PROBLEM REQUIREMENTS:
Repeat each record below exactly, dropping the pictures.

RAW RECORDS:
________________

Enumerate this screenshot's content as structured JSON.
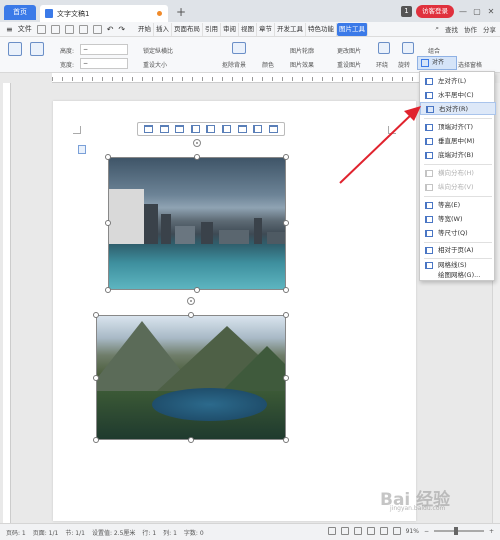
{
  "titlebar": {
    "home_tab": "首页",
    "document_tab": "文字文稿1",
    "new_tab": "+",
    "badge": "1",
    "login": "访客登录"
  },
  "menubar": {
    "file": "文件",
    "tabs": [
      "开始",
      "插入",
      "页面布局",
      "引用",
      "审阅",
      "视图",
      "章节",
      "开发工具",
      "特色功能",
      "图片工具"
    ],
    "active_tab": "图片工具",
    "search": "查找",
    "collaborate": "协作",
    "share": "分享"
  },
  "ribbon": {
    "height_label": "高度:",
    "width_label": "宽度:",
    "lock_ratio": "锁定纵横比",
    "reset_size": "重设大小",
    "remove_bg": "抠除背景",
    "color": "颜色",
    "picture_outline": "图片轮廓",
    "picture_effect": "图片效果",
    "change_picture": "更改图片",
    "reset_picture": "重设图片",
    "combine": "组合",
    "rotate": "旋转",
    "align": "对齐",
    "selection_pane": "选择窗格",
    "wrap": "环绕"
  },
  "dropdown": {
    "items": [
      {
        "label": "左对齐(L)",
        "enabled": true
      },
      {
        "label": "水平居中(C)",
        "enabled": true
      },
      {
        "label": "右对齐(R)",
        "enabled": true,
        "highlighted": true
      },
      {
        "label": "顶端对齐(T)",
        "enabled": true
      },
      {
        "label": "垂直居中(M)",
        "enabled": true
      },
      {
        "label": "底端对齐(B)",
        "enabled": true
      },
      {
        "label": "横向分布(H)",
        "enabled": false
      },
      {
        "label": "纵向分布(V)",
        "enabled": false
      },
      {
        "label": "等高(E)",
        "enabled": true
      },
      {
        "label": "等宽(W)",
        "enabled": true
      },
      {
        "label": "等尺寸(Q)",
        "enabled": true
      },
      {
        "label": "相对于页(A)",
        "enabled": true
      },
      {
        "label": "网格线(S)",
        "enabled": true
      },
      {
        "label": "绘图网格(G)...",
        "enabled": true
      }
    ]
  },
  "statusbar": {
    "page_no": "页码: 1",
    "page": "页面: 1/1",
    "section": "节: 1/1",
    "setting": "设置值: 2.5厘米",
    "row": "行: 1",
    "column": "列: 1",
    "words": "字数: 0",
    "zoom": "91%"
  },
  "watermark": {
    "text": "Bai 经验",
    "sub": "jingyan.baidu.com"
  },
  "colors": {
    "accent": "#3b7ae8",
    "login": "#e0313d",
    "arrow": "#e0232e"
  }
}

________________

CORRECT OUTPUT:
Enumerate this screenshot's content as structured JSON.
{
  "titlebar": {
    "home_tab": "首页",
    "document_tab": "文字文稿1",
    "new_tab": "+",
    "badge": "1",
    "login": "访客登录"
  },
  "menubar": {
    "file": "文件",
    "tabs": [
      "开始",
      "插入",
      "页面布局",
      "引用",
      "审阅",
      "视图",
      "章节",
      "开发工具",
      "特色功能",
      "图片工具"
    ],
    "active_tab": "图片工具",
    "search": "查找",
    "collaborate": "协作",
    "share": "分享"
  },
  "ribbon": {
    "height_label": "高度:",
    "width_label": "宽度:",
    "lock_ratio": "锁定纵横比",
    "reset_size": "重设大小",
    "remove_bg": "抠除背景",
    "color": "颜色",
    "picture_outline": "图片轮廓",
    "picture_effect": "图片效果",
    "change_picture": "更改图片",
    "reset_picture": "重设图片",
    "combine": "组合",
    "rotate": "旋转",
    "align": "对齐",
    "selection_pane": "选择窗格",
    "wrap": "环绕"
  },
  "dropdown": {
    "items": [
      {
        "label": "左对齐(L)",
        "enabled": true
      },
      {
        "label": "水平居中(C)",
        "enabled": true
      },
      {
        "label": "右对齐(R)",
        "enabled": true,
        "highlighted": true
      },
      {
        "label": "顶端对齐(T)",
        "enabled": true
      },
      {
        "label": "垂直居中(M)",
        "enabled": true
      },
      {
        "label": "底端对齐(B)",
        "enabled": true
      },
      {
        "label": "横向分布(H)",
        "enabled": false
      },
      {
        "label": "纵向分布(V)",
        "enabled": false
      },
      {
        "label": "等高(E)",
        "enabled": true
      },
      {
        "label": "等宽(W)",
        "enabled": true
      },
      {
        "label": "等尺寸(Q)",
        "enabled": true
      },
      {
        "label": "相对于页(A)",
        "enabled": true
      },
      {
        "label": "网格线(S)",
        "enabled": true
      },
      {
        "label": "绘图网格(G)...",
        "enabled": true
      }
    ]
  },
  "statusbar": {
    "page_no": "页码: 1",
    "page": "页面: 1/1",
    "section": "节: 1/1",
    "setting": "设置值: 2.5厘米",
    "row": "行: 1",
    "column": "列: 1",
    "words": "字数: 0",
    "zoom": "91%"
  },
  "watermark": {
    "text": "Bai 经验",
    "sub": "jingyan.baidu.com"
  },
  "colors": {
    "accent": "#3b7ae8",
    "login": "#e0313d",
    "arrow": "#e0232e"
  }
}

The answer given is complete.